::: MATERIAL FOR THIS TASK
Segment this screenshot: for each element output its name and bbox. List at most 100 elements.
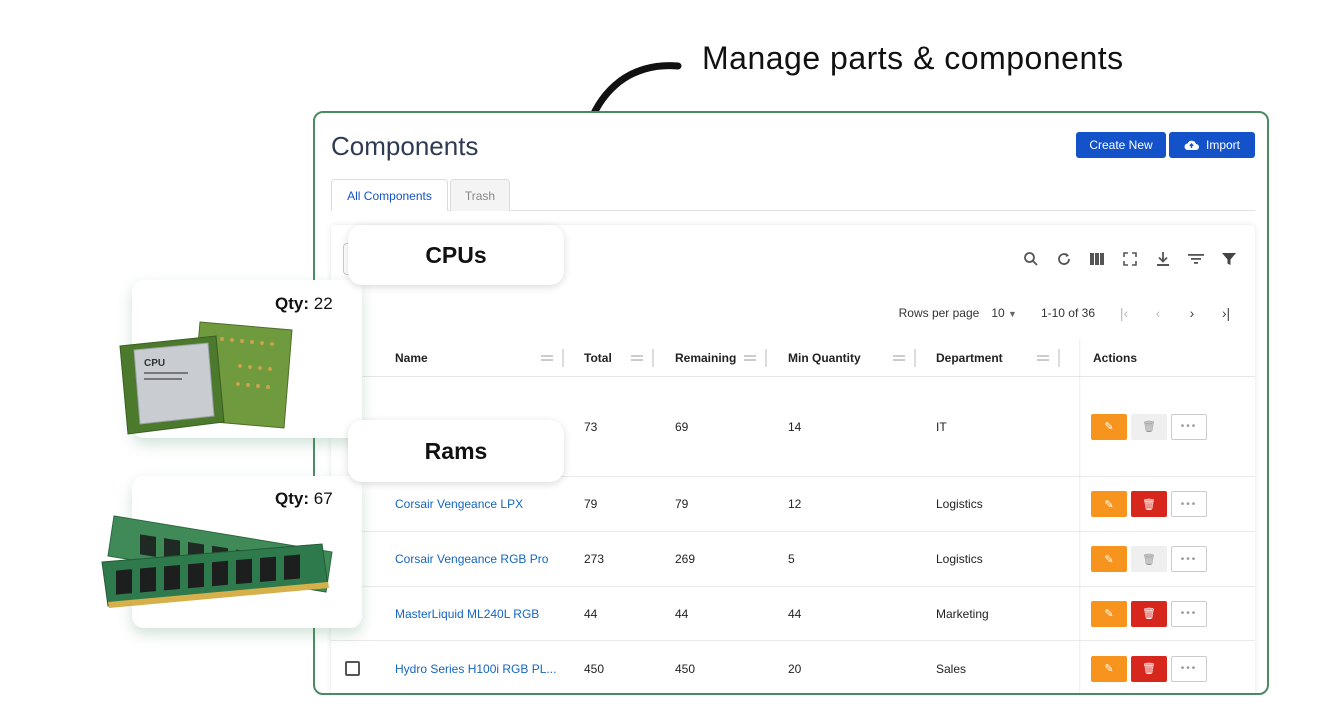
first-page-icon[interactable]: |‹	[1107, 305, 1141, 321]
fullscreen-icon[interactable]	[1120, 249, 1140, 269]
more-icon: •••	[1180, 663, 1198, 674]
row-total: 273	[584, 552, 605, 566]
trash-icon: 🗑	[1142, 498, 1156, 511]
delete-button[interactable]: 🗑	[1131, 413, 1167, 440]
tab-trash[interactable]: Trash	[450, 179, 510, 211]
drag-handle-icon[interactable]	[893, 355, 905, 361]
more-actions-button[interactable]: •••	[1171, 546, 1207, 572]
pencil-icon: ✎	[1104, 498, 1114, 511]
more-actions-button[interactable]: •••	[1171, 655, 1207, 682]
header-remaining[interactable]: Remaining	[675, 339, 736, 377]
row-remaining: 79	[675, 497, 689, 511]
drag-handle-icon[interactable]	[631, 355, 643, 361]
more-icon: •••	[1180, 553, 1198, 565]
edit-button[interactable]: ✎	[1091, 546, 1127, 572]
drag-handle-icon[interactable]	[744, 355, 756, 361]
header-department[interactable]: Department	[936, 339, 1003, 377]
header-total[interactable]: Total	[584, 339, 612, 377]
more-icon: •••	[1180, 498, 1198, 510]
last-page-icon[interactable]: ›|	[1209, 305, 1243, 321]
rows-per-page-value: 10	[991, 306, 1005, 320]
rams-bubble: Rams	[348, 420, 564, 482]
headline: Manage parts & components	[702, 40, 1124, 76]
import-button[interactable]: Import	[1169, 132, 1255, 158]
caret-down-icon: ▼	[1008, 309, 1017, 319]
row-total: 73	[584, 419, 598, 434]
pagination: Rows per page 10 ▼ 1-10 of 36 |‹ ‹ › ›|	[899, 305, 1243, 321]
row-department: Logistics	[936, 552, 983, 566]
more-actions-button[interactable]: •••	[1171, 413, 1207, 440]
refresh-icon[interactable]	[1054, 249, 1074, 269]
edit-button[interactable]: ✎	[1091, 600, 1127, 627]
row-remaining: 269	[675, 552, 696, 566]
cpu-qty-label: Qty:	[275, 294, 309, 313]
next-page-icon[interactable]: ›	[1175, 305, 1209, 321]
cpus-bubble: CPUs	[348, 225, 564, 285]
edit-button[interactable]: ✎	[1091, 491, 1127, 517]
more-actions-button[interactable]: •••	[1171, 491, 1207, 517]
header-min-quantity[interactable]: Min Quantity	[788, 339, 861, 377]
row-name[interactable]: Corsair Vengeance RGB Pro	[395, 532, 548, 586]
table-header: Name Total Remaining Min Quantity Depart…	[331, 339, 1255, 377]
tab-all-components[interactable]: All Components	[331, 179, 448, 211]
density-icon[interactable]	[1186, 249, 1206, 269]
row-select-cell	[345, 641, 360, 693]
row-min-quantity: 20	[788, 661, 802, 676]
edit-button[interactable]: ✎	[1091, 655, 1127, 682]
row-remaining: 69	[675, 419, 689, 434]
svg-text:CPU: CPU	[144, 358, 165, 369]
row-min-quantity: 14	[788, 419, 802, 434]
row-checkbox[interactable]	[345, 661, 360, 676]
more-actions-button[interactable]: •••	[1171, 600, 1207, 627]
row-total: 79	[584, 497, 598, 511]
drag-handle-icon[interactable]	[1037, 355, 1049, 361]
row-department: IT	[936, 419, 947, 434]
page-range: 1-10 of 36	[1040, 306, 1095, 320]
row-min-quantity: 44	[788, 606, 802, 621]
row-name[interactable]: Hydro Series H100i RGB PL...	[395, 641, 556, 693]
pencil-icon: ✎	[1104, 608, 1114, 620]
rows-per-page-select[interactable]: 10 ▼	[991, 306, 1017, 320]
drag-handle-icon[interactable]	[541, 355, 553, 361]
row-department: Logistics	[936, 497, 983, 511]
row-name[interactable]: Corsair Vengeance LPX	[395, 477, 523, 531]
import-label: Import	[1205, 138, 1240, 152]
create-new-button[interactable]: Create New	[1076, 132, 1166, 158]
cpu-qty-value: 22	[313, 294, 333, 313]
table-row[interactable]: Corsair Vengeance RGB Pro 273 269 5 Logi…	[331, 532, 1255, 587]
row-min-quantity: 5	[788, 552, 795, 566]
app-window: Components Create New Import All Compone…	[313, 111, 1269, 695]
columns-icon[interactable]	[1087, 249, 1107, 269]
tab-bar: All Components Trash	[331, 179, 1255, 211]
previous-page-icon[interactable]: ‹	[1141, 305, 1175, 321]
cloud-upload-icon	[1184, 140, 1199, 151]
cpu-chip-image: CPU	[119, 321, 293, 435]
row-department: Marketing	[936, 606, 989, 621]
trash-icon: 🗑	[1142, 608, 1156, 620]
row-min-quantity: 12	[788, 497, 802, 511]
pencil-icon: ✎	[1104, 421, 1114, 433]
trash-icon: 🗑	[1142, 663, 1156, 675]
more-icon: •••	[1180, 421, 1198, 432]
delete-button[interactable]: 🗑	[1131, 600, 1167, 627]
delete-button[interactable]: 🗑	[1131, 491, 1167, 517]
search-icon[interactable]	[1021, 249, 1041, 269]
header-name[interactable]: Name	[395, 339, 428, 377]
row-name[interactable]: MasterLiquid ML240L RGB	[395, 587, 539, 640]
rows-per-page-label: Rows per page	[898, 306, 980, 320]
edit-button[interactable]: ✎	[1091, 413, 1127, 440]
row-remaining: 450	[675, 661, 696, 676]
delete-button[interactable]: 🗑	[1131, 546, 1167, 572]
create-new-label: Create New	[1089, 138, 1153, 152]
delete-button[interactable]: 🗑	[1131, 655, 1167, 682]
row-total: 450	[584, 661, 605, 676]
trash-icon: 🗑	[1142, 421, 1156, 433]
table-row[interactable]: Hydro Series H100i RGB PL... 450 450 20 …	[331, 641, 1255, 693]
filter-icon[interactable]	[1219, 249, 1239, 269]
more-icon: •••	[1180, 608, 1198, 619]
table-row[interactable]: Corsair Vengeance LPX 79 79 12 Logistics…	[331, 477, 1255, 532]
table-row[interactable]: MasterLiquid ML240L RGB 44 44 44 Marketi…	[331, 587, 1255, 641]
trash-icon: 🗑	[1142, 553, 1156, 566]
download-icon[interactable]	[1153, 249, 1173, 269]
row-department: Sales	[936, 661, 967, 676]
::::::
Find every line in the records above that contains the string "department" and copy each one. Matching is case-sensitive.

■ SOLVED EXERCISE
header-department[interactable]: Department	[936, 339, 1003, 377]
row-department: Logistics	[936, 552, 983, 566]
row-department: IT	[936, 419, 947, 434]
row-department: Logistics	[936, 497, 983, 511]
row-department: Marketing	[936, 606, 989, 621]
row-department: Sales	[936, 661, 967, 676]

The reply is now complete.